Search the data for the word "Pothia" and copy every line where it occurs.

------ Exercise material ------

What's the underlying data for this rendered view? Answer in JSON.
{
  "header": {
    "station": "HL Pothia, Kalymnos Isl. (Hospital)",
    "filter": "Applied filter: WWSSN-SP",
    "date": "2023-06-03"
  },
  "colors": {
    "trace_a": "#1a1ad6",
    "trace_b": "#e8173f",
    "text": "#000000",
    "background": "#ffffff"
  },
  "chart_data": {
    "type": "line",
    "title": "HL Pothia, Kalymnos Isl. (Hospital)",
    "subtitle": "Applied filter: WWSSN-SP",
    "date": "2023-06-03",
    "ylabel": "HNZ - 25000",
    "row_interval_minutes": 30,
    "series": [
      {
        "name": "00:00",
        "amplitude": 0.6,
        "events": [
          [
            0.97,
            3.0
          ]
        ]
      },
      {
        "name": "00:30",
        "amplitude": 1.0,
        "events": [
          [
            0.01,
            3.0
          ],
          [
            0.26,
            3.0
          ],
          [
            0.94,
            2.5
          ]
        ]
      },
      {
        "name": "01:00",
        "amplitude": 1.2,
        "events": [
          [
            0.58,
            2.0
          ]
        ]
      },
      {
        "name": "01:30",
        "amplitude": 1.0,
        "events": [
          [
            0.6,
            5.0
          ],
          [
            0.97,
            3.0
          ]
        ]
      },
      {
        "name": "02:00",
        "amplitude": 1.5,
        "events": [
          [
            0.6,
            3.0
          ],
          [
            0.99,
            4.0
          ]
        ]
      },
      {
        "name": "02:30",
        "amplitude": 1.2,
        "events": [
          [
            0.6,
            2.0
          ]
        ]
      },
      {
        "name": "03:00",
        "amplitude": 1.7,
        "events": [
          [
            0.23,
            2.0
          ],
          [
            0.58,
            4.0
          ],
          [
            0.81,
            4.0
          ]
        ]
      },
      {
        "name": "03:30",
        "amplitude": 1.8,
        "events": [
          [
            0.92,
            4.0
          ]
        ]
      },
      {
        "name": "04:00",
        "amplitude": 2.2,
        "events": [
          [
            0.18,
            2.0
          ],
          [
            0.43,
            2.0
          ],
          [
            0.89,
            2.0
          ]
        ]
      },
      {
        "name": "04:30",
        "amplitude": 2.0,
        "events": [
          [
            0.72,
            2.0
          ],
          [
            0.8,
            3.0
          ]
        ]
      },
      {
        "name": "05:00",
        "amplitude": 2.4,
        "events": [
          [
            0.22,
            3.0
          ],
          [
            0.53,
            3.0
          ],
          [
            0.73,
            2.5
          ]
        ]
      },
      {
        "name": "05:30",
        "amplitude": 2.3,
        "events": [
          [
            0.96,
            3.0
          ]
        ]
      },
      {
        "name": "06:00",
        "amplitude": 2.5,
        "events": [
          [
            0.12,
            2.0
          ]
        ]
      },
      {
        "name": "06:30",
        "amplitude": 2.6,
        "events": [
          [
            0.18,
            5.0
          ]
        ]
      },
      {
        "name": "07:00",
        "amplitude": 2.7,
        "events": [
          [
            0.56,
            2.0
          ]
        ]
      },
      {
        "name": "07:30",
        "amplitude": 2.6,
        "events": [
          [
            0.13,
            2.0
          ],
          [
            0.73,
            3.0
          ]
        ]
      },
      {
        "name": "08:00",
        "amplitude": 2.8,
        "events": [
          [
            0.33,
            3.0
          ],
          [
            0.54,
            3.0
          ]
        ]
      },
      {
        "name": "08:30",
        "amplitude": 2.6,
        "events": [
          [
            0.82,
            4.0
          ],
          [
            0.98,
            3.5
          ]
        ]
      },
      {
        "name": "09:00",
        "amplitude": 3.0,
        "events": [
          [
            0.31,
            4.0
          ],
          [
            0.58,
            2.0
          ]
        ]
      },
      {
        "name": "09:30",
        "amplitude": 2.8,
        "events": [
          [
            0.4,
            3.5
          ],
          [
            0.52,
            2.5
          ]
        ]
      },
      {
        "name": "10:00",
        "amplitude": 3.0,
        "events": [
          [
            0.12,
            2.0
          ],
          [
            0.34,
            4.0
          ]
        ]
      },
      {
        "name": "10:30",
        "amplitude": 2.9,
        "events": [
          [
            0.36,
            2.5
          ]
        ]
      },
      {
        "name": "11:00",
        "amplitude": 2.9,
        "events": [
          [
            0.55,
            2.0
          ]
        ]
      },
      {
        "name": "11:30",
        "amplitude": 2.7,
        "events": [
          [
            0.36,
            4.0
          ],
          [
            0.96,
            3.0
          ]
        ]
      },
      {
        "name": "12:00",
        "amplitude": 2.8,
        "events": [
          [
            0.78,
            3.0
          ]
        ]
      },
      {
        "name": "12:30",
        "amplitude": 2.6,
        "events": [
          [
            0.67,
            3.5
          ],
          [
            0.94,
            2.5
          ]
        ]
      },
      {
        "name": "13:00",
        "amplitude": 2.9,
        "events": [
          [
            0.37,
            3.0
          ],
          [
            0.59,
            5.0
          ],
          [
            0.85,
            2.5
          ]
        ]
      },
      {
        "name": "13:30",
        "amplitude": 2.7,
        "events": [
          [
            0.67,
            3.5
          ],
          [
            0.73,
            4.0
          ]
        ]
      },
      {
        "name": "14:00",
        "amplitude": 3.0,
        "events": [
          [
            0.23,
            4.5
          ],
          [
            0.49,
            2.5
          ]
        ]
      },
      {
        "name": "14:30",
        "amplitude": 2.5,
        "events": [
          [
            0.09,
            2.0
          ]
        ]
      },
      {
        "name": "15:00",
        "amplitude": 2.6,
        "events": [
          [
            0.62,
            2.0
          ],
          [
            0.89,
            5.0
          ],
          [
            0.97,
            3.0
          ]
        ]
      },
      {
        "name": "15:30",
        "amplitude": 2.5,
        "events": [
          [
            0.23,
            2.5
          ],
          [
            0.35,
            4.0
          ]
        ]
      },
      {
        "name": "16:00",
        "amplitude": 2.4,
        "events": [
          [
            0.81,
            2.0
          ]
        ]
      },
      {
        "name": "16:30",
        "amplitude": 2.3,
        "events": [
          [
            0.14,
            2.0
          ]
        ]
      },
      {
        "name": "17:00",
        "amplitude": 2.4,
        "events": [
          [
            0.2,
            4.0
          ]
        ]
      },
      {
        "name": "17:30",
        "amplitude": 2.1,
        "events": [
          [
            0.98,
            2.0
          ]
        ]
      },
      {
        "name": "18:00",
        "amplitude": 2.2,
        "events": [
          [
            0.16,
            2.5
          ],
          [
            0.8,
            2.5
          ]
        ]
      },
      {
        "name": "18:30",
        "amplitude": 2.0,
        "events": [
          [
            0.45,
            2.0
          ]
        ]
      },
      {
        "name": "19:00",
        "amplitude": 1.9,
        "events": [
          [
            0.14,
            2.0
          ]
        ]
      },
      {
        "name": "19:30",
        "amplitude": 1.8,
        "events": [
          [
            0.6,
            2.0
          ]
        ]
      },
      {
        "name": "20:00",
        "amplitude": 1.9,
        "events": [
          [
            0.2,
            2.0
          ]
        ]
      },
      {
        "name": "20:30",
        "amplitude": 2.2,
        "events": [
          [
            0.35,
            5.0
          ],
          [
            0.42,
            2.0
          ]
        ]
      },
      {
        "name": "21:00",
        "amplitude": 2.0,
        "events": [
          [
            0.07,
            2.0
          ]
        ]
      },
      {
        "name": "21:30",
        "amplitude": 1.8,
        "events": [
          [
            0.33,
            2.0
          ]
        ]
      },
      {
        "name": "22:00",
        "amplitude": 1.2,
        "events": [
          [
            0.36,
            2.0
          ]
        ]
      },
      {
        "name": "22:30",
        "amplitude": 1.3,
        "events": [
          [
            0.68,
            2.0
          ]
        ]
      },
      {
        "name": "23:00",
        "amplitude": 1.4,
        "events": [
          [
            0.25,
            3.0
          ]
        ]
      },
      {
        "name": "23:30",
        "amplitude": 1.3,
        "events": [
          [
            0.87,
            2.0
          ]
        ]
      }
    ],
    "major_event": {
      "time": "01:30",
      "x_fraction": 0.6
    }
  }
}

------

__Answer in full__:
    "station": "HL Pothia, Kalymnos Isl. (Hospital)",
    "title": "HL Pothia, Kalymnos Isl. (Hospital)",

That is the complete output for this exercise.